-- DIRECTIONS FOR THIS TASK --
Output every record word for word.

Rows from a figure dataset:
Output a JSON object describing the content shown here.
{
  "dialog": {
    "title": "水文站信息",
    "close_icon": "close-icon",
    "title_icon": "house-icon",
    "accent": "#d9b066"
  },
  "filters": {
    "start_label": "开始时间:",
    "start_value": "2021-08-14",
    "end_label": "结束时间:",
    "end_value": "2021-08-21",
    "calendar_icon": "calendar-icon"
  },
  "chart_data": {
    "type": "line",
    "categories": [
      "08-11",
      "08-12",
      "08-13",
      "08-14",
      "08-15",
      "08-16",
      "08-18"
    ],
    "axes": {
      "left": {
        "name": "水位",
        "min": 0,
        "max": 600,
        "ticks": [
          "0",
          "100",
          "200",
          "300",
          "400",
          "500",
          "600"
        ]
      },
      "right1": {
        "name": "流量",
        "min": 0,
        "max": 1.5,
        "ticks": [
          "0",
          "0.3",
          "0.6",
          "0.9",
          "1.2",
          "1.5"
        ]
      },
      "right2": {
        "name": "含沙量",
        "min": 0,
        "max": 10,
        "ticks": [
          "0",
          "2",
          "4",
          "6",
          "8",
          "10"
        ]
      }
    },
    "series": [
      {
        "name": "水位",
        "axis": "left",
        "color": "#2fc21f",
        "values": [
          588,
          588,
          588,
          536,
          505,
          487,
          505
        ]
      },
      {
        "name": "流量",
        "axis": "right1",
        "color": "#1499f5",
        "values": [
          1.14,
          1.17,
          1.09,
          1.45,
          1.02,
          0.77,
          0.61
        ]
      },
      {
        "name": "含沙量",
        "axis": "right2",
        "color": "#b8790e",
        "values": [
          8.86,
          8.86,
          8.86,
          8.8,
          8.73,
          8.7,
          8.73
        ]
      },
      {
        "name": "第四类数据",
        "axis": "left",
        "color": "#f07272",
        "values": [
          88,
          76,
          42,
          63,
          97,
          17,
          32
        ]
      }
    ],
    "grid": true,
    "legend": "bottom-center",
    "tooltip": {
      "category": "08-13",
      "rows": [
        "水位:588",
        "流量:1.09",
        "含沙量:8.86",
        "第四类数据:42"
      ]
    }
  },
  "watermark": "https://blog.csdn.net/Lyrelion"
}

-- FULL ANSWER --
Output a JSON object describing the content shown here.
{
  "dialog": {
    "title": "水文站信息",
    "close_icon": "close-icon",
    "title_icon": "house-icon",
    "accent": "#d9b066"
  },
  "filters": {
    "start_label": "开始时间:",
    "start_value": "2021-08-14",
    "end_label": "结束时间:",
    "end_value": "2021-08-21",
    "calendar_icon": "calendar-icon"
  },
  "chart_data": {
    "type": "line",
    "categories": [
      "08-11",
      "08-12",
      "08-13",
      "08-14",
      "08-15",
      "08-16",
      "08-18"
    ],
    "axes": {
      "left": {
        "name": "水位",
        "min": 0,
        "max": 600,
        "ticks": [
          "0",
          "100",
          "200",
          "300",
          "400",
          "500",
          "600"
        ]
      },
      "right1": {
        "name": "流量",
        "min": 0,
        "max": 1.5,
        "ticks": [
          "0",
          "0.3",
          "0.6",
          "0.9",
          "1.2",
          "1.5"
        ]
      },
      "right2": {
        "name": "含沙量",
        "min": 0,
        "max": 10,
        "ticks": [
          "0",
          "2",
          "4",
          "6",
          "8",
          "10"
        ]
      }
    },
    "series": [
      {
        "name": "水位",
        "axis": "left",
        "color": "#2fc21f",
        "values": [
          588,
          588,
          588,
          536,
          505,
          487,
          505
        ]
      },
      {
        "name": "流量",
        "axis": "right1",
        "color": "#1499f5",
        "values": [
          1.14,
          1.17,
          1.09,
          1.45,
          1.02,
          0.77,
          0.61
        ]
      },
      {
        "name": "含沙量",
        "axis": "right2",
        "color": "#b8790e",
        "values": [
          8.86,
          8.86,
          8.86,
          8.8,
          8.73,
          8.7,
          8.73
        ]
      },
      {
        "name": "第四类数据",
        "axis": "left",
        "color": "#f07272",
        "values": [
          88,
          76,
          42,
          63,
          97,
          17,
          32
        ]
      }
    ],
    "grid": true,
    "legend": "bottom-center",
    "tooltip": {
      "category": "08-13",
      "rows": [
        "水位:588",
        "流量:1.09",
        "含沙量:8.86",
        "第四类数据:42"
      ]
    }
  },
  "watermark": "https://blog.csdn.net/Lyrelion"
}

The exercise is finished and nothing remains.